* What you will do:
All of the records below should be output exactly.

* Dataset content:
============

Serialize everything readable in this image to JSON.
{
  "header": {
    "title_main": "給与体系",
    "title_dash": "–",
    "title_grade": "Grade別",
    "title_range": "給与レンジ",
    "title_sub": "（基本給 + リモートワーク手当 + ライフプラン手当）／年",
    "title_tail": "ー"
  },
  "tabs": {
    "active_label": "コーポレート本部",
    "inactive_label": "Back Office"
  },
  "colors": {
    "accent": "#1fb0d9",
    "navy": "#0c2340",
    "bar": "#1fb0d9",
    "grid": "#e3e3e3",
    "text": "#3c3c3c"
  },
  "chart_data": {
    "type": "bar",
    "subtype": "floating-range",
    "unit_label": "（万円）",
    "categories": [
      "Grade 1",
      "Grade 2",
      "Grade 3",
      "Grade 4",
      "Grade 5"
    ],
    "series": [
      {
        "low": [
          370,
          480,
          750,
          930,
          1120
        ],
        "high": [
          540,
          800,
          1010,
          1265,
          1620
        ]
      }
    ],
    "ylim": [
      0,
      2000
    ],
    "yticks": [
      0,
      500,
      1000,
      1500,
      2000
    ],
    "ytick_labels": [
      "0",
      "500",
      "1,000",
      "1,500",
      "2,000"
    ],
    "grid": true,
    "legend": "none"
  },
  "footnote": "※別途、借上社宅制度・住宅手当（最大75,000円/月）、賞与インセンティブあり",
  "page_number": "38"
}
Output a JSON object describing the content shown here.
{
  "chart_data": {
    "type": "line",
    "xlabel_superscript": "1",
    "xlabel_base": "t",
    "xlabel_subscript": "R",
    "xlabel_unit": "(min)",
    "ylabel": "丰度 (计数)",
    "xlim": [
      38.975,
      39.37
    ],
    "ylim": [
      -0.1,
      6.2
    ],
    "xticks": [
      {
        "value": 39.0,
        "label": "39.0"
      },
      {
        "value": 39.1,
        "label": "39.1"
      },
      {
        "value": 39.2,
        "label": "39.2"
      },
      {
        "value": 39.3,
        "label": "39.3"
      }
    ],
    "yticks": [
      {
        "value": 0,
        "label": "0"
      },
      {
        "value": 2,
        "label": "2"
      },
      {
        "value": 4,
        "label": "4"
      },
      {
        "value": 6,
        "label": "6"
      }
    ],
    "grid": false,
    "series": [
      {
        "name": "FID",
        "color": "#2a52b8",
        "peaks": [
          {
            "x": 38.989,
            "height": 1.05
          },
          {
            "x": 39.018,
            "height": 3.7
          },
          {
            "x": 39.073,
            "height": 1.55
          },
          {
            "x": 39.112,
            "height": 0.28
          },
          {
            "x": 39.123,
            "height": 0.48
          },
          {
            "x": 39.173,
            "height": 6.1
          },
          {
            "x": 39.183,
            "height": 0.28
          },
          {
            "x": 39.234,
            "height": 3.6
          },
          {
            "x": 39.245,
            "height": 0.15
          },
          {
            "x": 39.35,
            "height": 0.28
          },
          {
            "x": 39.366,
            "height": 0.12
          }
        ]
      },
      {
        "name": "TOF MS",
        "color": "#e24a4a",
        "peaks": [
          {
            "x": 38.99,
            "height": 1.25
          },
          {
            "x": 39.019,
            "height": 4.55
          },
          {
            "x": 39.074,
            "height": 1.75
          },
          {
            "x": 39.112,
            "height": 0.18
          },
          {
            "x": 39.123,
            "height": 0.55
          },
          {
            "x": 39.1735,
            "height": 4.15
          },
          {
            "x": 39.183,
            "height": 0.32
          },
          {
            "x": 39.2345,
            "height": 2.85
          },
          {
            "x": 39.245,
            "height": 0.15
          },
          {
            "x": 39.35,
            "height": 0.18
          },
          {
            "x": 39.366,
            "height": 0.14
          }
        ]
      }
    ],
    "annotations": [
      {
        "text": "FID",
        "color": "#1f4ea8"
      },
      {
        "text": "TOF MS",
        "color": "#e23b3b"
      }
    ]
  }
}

============

* Task response:
Serialize everything readable in this image to JSON.
{
  "header": {
    "title_main": "給与体系",
    "title_dash": "–",
    "title_grade": "Grade別",
    "title_range": "給与レンジ",
    "title_sub": "（基本給 + リモートワーク手当 + ライフプラン手当）／年",
    "title_tail": "ー"
  },
  "tabs": {
    "active_label": "コーポレート本部",
    "inactive_label": "Back Office"
  },
  "colors": {
    "accent": "#1fb0d9",
    "navy": "#0c2340",
    "bar": "#1fb0d9",
    "grid": "#e3e3e3",
    "text": "#3c3c3c"
  },
  "chart_data": {
    "type": "bar",
    "subtype": "floating-range",
    "unit_label": "（万円）",
    "categories": [
      "Grade 1",
      "Grade 2",
      "Grade 3",
      "Grade 4",
      "Grade 5"
    ],
    "series": [
      {
        "low": [
          370,
          480,
          750,
          930,
          1120
        ],
        "high": [
          540,
          800,
          1010,
          1265,
          1620
        ]
      }
    ],
    "ylim": [
      0,
      2000
    ],
    "yticks": [
      0,
      500,
      1000,
      1500,
      2000
    ],
    "ytick_labels": [
      "0",
      "500",
      "1,000",
      "1,500",
      "2,000"
    ],
    "grid": true,
    "legend": "none"
  },
  "footnote": "※別途、借上社宅制度・住宅手当（最大75,000円/月）、賞与インセンティブあり",
  "page_number": "38"
}
Output a JSON object describing the content shown here.
{
  "chart_data": {
    "type": "line",
    "xlabel_superscript": "1",
    "xlabel_base": "t",
    "xlabel_subscript": "R",
    "xlabel_unit": "(min)",
    "ylabel": "丰度 (计数)",
    "xlim": [
      38.975,
      39.37
    ],
    "ylim": [
      -0.1,
      6.2
    ],
    "xticks": [
      {
        "value": 39.0,
        "label": "39.0"
      },
      {
        "value": 39.1,
        "label": "39.1"
      },
      {
        "value": 39.2,
        "label": "39.2"
      },
      {
        "value": 39.3,
        "label": "39.3"
      }
    ],
    "yticks": [
      {
        "value": 0,
        "label": "0"
      },
      {
        "value": 2,
        "label": "2"
      },
      {
        "value": 4,
        "label": "4"
      },
      {
        "value": 6,
        "label": "6"
      }
    ],
    "grid": false,
    "series": [
      {
        "name": "FID",
        "color": "#2a52b8",
        "peaks": [
          {
            "x": 38.989,
            "height": 1.05
          },
          {
            "x": 39.018,
            "height": 3.7
          },
          {
            "x": 39.073,
            "height": 1.55
          },
          {
            "x": 39.112,
            "height": 0.28
          },
          {
            "x": 39.123,
            "height": 0.48
          },
          {
            "x": 39.173,
            "height": 6.1
          },
          {
            "x": 39.183,
            "height": 0.28
          },
          {
            "x": 39.234,
            "height": 3.6
          },
          {
            "x": 39.245,
            "height": 0.15
          },
          {
            "x": 39.35,
            "height": 0.28
          },
          {
            "x": 39.366,
            "height": 0.12
          }
        ]
      },
      {
        "name": "TOF MS",
        "color": "#e24a4a",
        "peaks": [
          {
            "x": 38.99,
            "height": 1.25
          },
          {
            "x": 39.019,
            "height": 4.55
          },
          {
            "x": 39.074,
            "height": 1.75
          },
          {
            "x": 39.112,
            "height": 0.18
          },
          {
            "x": 39.123,
            "height": 0.55
          },
          {
            "x": 39.1735,
            "height": 4.15
          },
          {
            "x": 39.183,
            "height": 0.32
          },
          {
            "x": 39.2345,
            "height": 2.85
          },
          {
            "x": 39.245,
            "height": 0.15
          },
          {
            "x": 39.35,
            "height": 0.18
          },
          {
            "x": 39.366,
            "height": 0.14
          }
        ]
      }
    ],
    "annotations": [
      {
        "text": "FID",
        "color": "#1f4ea8"
      },
      {
        "text": "TOF MS",
        "color": "#e23b3b"
      }
    ]
  }
}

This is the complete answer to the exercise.